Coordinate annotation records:
________________________________________
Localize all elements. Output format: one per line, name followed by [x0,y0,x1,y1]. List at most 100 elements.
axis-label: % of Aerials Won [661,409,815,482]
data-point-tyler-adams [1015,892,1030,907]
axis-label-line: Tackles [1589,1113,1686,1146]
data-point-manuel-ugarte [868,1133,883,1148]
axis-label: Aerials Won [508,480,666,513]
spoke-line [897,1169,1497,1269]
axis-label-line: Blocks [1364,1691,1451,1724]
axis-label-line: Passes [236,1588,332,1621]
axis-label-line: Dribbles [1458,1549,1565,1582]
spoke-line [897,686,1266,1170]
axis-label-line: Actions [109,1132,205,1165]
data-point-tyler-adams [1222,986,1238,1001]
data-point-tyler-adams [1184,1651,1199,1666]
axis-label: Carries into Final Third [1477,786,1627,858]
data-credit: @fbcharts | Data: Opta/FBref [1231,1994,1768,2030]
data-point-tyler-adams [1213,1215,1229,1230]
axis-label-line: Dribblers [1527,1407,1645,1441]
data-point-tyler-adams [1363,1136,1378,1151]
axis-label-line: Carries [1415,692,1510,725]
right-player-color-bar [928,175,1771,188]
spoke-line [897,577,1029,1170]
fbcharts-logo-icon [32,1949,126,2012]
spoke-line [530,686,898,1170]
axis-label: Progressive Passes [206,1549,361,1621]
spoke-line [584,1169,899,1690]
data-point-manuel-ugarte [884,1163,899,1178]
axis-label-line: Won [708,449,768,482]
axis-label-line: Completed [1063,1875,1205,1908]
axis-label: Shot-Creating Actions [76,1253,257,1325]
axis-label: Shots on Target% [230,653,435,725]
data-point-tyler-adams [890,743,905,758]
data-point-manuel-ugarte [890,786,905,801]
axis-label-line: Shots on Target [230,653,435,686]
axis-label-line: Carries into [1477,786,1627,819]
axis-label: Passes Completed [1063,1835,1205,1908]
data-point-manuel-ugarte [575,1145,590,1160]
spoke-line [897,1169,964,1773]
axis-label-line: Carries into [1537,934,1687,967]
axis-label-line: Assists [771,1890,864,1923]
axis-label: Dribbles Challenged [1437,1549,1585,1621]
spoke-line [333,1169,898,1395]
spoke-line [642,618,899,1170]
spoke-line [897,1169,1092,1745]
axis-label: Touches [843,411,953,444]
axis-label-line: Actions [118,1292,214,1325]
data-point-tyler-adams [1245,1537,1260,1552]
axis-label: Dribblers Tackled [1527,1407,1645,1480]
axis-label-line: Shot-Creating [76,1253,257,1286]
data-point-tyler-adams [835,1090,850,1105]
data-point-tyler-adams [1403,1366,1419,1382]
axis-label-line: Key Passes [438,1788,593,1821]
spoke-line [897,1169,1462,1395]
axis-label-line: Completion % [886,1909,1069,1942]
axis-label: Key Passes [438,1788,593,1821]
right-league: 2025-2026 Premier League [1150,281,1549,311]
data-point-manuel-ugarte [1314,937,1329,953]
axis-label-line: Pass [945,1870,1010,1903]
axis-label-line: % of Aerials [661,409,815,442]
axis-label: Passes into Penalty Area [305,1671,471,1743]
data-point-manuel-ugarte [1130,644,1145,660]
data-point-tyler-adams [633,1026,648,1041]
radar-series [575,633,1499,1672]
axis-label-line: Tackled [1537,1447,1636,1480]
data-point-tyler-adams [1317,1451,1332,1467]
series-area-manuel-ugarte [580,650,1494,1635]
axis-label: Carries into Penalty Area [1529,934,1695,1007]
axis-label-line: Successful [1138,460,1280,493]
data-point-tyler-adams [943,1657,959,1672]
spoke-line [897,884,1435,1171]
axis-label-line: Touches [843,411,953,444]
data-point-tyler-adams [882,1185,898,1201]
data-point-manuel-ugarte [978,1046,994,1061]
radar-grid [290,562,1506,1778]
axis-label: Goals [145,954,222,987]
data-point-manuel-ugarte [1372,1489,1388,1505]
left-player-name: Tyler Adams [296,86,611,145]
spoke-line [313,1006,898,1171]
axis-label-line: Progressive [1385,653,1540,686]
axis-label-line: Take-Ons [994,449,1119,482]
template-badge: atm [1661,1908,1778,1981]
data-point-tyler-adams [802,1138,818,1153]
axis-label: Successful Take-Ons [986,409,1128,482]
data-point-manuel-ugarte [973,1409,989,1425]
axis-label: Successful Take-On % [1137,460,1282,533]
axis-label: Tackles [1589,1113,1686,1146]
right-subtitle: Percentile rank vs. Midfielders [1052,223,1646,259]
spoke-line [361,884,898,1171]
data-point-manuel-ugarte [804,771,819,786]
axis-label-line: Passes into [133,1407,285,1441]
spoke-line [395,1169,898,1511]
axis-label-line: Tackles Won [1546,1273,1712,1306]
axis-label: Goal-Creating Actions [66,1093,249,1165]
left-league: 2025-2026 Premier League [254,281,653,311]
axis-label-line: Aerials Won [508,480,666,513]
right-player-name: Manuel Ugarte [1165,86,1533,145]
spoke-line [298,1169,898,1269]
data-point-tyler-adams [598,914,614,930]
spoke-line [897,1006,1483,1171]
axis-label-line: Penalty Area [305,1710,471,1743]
________________________________________
Count the lines in the listing above that contain the string "Carries", with case taken into account, and give only the number.

5